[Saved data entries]
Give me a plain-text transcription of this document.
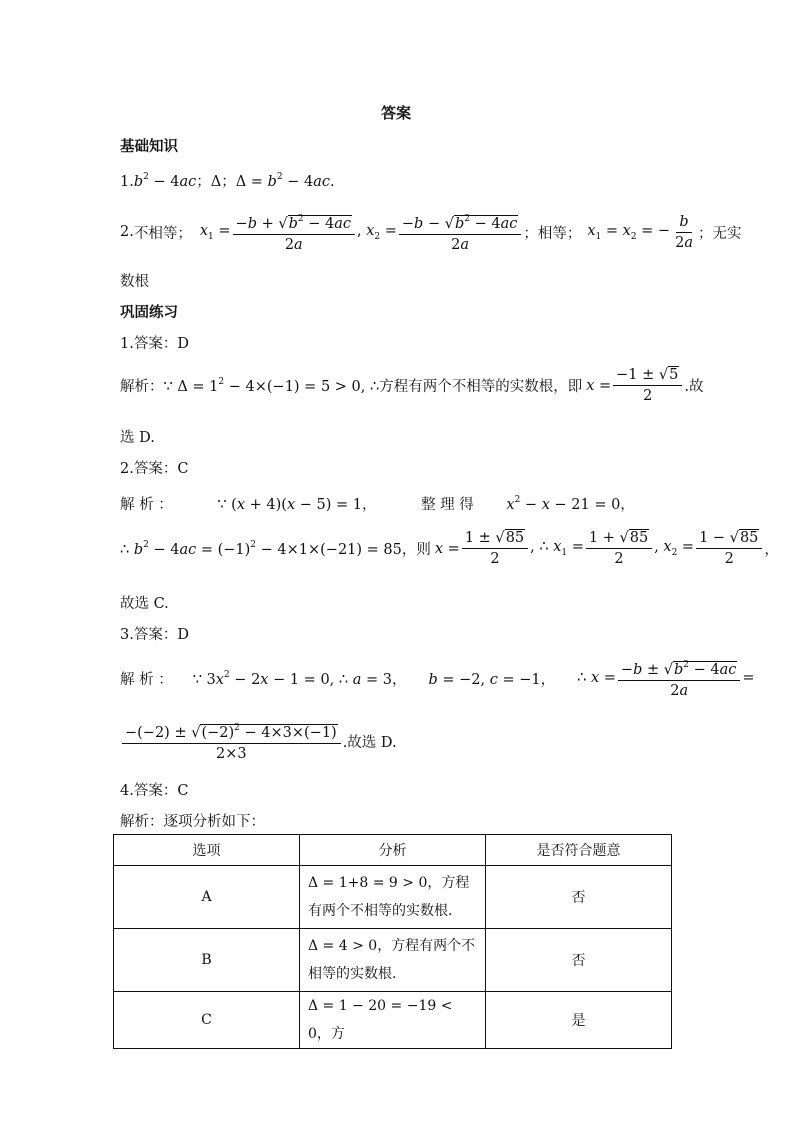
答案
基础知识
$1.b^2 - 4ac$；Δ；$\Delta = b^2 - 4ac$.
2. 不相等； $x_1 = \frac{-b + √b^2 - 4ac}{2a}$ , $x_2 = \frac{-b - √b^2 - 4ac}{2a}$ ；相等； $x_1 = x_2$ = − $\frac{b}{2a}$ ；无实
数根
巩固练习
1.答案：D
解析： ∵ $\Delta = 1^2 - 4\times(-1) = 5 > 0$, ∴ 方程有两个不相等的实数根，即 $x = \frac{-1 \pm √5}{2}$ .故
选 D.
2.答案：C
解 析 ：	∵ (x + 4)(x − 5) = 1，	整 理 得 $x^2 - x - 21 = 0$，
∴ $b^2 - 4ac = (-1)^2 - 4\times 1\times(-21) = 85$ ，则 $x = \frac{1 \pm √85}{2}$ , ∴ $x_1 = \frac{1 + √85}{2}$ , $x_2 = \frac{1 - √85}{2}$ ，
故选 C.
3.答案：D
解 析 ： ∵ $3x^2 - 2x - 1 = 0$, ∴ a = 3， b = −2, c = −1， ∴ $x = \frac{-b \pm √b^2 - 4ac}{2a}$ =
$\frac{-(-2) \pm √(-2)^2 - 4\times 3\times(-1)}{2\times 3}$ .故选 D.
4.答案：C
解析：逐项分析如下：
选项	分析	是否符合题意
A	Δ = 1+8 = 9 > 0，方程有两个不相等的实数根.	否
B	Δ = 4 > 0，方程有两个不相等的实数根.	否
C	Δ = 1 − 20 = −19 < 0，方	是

...

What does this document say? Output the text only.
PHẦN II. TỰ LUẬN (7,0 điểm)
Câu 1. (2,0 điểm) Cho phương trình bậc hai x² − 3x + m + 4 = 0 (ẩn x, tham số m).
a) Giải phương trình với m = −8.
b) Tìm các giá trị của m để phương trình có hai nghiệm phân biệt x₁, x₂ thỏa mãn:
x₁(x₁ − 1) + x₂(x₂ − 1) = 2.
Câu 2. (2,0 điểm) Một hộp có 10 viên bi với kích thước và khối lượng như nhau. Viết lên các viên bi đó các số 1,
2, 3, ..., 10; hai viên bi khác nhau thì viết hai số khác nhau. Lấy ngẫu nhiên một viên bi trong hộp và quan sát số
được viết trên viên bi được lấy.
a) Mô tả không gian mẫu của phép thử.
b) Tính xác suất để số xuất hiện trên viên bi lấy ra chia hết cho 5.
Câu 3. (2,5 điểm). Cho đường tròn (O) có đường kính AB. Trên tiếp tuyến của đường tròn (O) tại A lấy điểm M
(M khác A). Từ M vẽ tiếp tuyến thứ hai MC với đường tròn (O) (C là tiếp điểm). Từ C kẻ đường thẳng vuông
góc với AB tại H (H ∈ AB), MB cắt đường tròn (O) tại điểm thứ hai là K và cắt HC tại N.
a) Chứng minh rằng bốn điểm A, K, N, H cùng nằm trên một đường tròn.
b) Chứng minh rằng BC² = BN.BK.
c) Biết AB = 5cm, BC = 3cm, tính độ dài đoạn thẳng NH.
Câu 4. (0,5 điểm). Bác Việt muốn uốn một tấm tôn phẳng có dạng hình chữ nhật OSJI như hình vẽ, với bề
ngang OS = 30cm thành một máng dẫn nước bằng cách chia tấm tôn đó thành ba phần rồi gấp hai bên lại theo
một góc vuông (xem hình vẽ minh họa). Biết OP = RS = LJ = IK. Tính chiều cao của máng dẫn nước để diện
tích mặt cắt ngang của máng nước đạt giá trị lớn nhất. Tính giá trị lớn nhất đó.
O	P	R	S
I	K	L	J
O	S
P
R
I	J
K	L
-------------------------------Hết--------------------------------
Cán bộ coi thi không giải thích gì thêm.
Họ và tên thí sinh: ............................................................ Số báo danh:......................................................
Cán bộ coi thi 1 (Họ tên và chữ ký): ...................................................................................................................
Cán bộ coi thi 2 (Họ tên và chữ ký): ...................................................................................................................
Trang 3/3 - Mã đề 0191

Challenge -
Look through the lines above and collect those with the word "đường".

Exercise result -
Câu 3. (2,5 điểm). Cho đường tròn (O) có đường kính AB. Trên tiếp tuyến của đường tròn (O) tại A lấy điểm M
(M khác A). Từ M vẽ tiếp tuyến thứ hai MC với đường tròn (O) (C là tiếp điểm). Từ C kẻ đường thẳng vuông
góc với AB tại H (H ∈ AB), MB cắt đường tròn (O) tại điểm thứ hai là K và cắt HC tại N.
a) Chứng minh rằng bốn điểm A, K, N, H cùng nằm trên một đường tròn.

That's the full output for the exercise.